-- BEGIN Text to read --

We're trying to use the EventLogging schemas to create Hive tables. In order to do this, the latest schema revisions must be backwards compatible with previous ones. Backwards compatibility basically means that you are only ever allowed to add optional fields. I just updated https://wikitech.wikimedia.org/wiki/Analytics/Systems/EventLogging/Schema_Guidelines to make this restriction more visible.
I've ran into several cases where people have added required fields to schemas. This is preventing the Hive importer from using the latest schema to read old data.
If there are any producers of event data that still use the old schemas, we won't be able to import this data into Hive. To do so, we need to make sure that the latest schema for each of these is compatible with all schema revisions that are currently being used to produce events. This means that we'll need to re-add removed fields, and change any added required fields to non-required.

-- END Text to read --

(Your tasks):
(a) Translate this sentence from the post on EventLogging schemas into Spanish: "Backwards compatibility basically means that you are only ever allowed to add optional fields."
(b) Pick up the post on EventLogging schemas after its last sentence and write the next few sentences.

-- BEGIN Given data --

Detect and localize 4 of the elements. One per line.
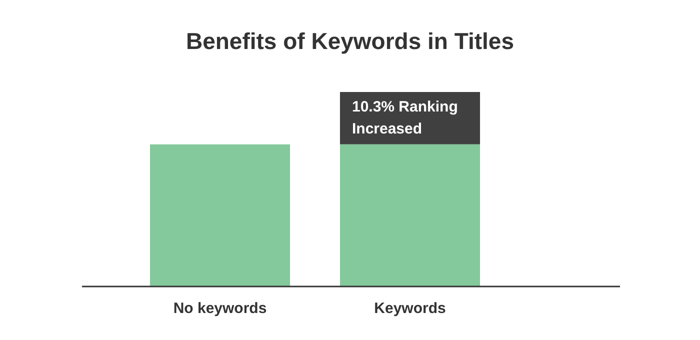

-- END Given data --

(Outputs):
(a) La compatibilidad con versiones anteriores significa básicamente que solo se permite añadir campos opcionales.

(b)
(This list might not be comprehensive. I just looked at the recent history of schemas that I encountered errors with and found these changes.)
- MediaViewer - Added required variant
Renaming fields is not allowed. You are removing required fields, and then adding new required fields. This is not backwards compatible!
- TestSearchSatisfaction2 - added required isForced
- MobileWikiAppEdit - added required source
- MobileWikiAppSessions - added required is_anon, event_dt, etc.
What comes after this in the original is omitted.